→ Set problem
Return a copy of each line that holds the string "text".

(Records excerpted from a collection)
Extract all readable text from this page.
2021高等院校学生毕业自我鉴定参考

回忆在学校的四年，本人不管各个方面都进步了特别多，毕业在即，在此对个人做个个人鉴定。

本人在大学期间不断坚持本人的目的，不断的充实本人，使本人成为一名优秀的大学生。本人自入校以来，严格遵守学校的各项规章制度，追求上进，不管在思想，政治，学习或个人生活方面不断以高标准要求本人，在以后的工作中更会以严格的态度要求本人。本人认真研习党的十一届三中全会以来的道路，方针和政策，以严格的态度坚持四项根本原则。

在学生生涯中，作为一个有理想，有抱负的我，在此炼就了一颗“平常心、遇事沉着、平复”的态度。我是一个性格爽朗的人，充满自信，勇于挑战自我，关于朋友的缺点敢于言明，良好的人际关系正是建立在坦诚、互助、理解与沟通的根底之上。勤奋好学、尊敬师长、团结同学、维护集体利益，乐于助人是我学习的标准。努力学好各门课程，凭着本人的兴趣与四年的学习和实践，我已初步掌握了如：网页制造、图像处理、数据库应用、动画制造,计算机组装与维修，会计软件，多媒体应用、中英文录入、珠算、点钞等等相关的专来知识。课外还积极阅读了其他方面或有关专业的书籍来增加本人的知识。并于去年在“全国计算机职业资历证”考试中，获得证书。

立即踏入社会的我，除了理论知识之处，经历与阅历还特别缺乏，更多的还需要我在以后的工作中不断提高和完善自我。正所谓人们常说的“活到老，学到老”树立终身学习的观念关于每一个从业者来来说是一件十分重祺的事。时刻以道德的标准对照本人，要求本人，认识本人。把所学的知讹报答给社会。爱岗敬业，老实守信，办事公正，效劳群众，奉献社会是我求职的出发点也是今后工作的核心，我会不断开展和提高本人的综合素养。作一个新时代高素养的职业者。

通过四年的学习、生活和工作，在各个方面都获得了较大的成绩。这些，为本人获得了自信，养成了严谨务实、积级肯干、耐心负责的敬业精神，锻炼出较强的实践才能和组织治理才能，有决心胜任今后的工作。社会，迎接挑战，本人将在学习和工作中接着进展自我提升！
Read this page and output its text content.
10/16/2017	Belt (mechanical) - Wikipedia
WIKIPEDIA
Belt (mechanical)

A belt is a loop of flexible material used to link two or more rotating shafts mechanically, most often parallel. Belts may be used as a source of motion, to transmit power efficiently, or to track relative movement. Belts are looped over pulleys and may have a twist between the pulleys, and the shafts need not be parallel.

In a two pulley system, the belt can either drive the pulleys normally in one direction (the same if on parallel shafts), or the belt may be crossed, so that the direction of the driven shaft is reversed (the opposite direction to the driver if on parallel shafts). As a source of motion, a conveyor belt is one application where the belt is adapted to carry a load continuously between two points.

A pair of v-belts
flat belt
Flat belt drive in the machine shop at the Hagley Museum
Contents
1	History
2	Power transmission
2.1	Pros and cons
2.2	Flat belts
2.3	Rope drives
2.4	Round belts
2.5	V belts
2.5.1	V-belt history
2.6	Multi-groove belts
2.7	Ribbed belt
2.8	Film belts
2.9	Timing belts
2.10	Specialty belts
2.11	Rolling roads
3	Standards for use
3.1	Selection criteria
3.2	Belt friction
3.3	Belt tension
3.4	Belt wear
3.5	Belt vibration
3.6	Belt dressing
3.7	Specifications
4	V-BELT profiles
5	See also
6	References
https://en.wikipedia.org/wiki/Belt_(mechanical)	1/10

→ Response for this exercise
Extract all readable text from this page.
Read this page and output its text content.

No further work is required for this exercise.